>>>
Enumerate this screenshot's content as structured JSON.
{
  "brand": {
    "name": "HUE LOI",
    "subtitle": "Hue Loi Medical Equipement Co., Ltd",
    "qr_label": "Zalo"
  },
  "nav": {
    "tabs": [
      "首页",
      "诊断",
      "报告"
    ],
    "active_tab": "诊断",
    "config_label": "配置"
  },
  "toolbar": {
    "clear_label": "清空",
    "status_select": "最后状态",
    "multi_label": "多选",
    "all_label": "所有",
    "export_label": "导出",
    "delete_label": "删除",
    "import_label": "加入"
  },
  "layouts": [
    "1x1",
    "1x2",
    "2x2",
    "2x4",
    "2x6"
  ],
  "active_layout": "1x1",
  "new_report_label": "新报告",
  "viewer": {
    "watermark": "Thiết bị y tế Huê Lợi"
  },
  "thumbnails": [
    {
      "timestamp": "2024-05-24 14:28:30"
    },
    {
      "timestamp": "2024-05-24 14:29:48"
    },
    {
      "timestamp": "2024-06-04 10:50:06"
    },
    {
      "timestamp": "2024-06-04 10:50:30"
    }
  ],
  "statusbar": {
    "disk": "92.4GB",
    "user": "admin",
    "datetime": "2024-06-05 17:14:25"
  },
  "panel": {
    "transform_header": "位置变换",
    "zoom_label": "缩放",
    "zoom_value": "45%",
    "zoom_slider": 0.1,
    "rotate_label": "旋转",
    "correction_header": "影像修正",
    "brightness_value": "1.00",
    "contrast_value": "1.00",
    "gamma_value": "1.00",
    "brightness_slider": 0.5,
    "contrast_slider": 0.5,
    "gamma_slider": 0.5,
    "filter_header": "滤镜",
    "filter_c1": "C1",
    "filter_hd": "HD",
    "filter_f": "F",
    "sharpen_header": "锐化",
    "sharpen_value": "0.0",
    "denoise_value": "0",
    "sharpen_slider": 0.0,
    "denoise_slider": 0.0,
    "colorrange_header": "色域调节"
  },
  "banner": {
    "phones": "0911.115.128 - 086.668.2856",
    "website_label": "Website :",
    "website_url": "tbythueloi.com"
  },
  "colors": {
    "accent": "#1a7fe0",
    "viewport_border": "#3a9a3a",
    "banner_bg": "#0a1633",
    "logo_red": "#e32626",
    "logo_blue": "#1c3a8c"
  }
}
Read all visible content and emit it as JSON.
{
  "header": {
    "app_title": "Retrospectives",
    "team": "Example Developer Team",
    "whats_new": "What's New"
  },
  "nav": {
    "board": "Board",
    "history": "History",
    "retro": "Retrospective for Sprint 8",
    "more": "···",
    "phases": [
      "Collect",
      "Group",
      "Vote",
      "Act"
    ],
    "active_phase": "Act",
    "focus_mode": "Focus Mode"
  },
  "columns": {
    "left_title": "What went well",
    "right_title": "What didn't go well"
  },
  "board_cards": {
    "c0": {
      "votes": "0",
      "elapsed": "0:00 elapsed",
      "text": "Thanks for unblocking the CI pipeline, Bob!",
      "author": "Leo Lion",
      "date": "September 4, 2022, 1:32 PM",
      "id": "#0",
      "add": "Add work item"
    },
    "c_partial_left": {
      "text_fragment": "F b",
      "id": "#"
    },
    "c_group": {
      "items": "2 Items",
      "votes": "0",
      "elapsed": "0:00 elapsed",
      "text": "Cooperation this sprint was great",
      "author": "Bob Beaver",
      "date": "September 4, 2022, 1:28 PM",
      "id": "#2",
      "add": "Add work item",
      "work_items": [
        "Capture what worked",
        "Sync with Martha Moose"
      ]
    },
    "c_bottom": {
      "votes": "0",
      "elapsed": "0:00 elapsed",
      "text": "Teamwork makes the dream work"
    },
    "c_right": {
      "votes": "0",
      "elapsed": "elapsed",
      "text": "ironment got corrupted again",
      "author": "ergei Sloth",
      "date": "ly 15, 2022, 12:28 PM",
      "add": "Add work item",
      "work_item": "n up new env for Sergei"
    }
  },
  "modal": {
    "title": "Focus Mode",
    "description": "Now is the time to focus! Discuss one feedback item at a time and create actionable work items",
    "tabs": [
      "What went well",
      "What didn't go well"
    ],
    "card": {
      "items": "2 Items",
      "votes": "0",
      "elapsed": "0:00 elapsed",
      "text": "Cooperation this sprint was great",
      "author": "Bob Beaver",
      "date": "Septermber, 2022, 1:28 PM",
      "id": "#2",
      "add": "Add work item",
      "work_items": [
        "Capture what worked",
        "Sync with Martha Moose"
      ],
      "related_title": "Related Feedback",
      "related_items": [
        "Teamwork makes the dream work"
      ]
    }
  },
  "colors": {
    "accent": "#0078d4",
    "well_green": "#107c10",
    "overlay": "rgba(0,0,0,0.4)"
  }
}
<<<
• **WRITTEN EXERCISE**
Report every line in the data above in which the word "Mode" appears.

• **ANSWER TO THE EXERCISE**
    "focus_mode": "Focus Mode"
    "title": "Focus Mode",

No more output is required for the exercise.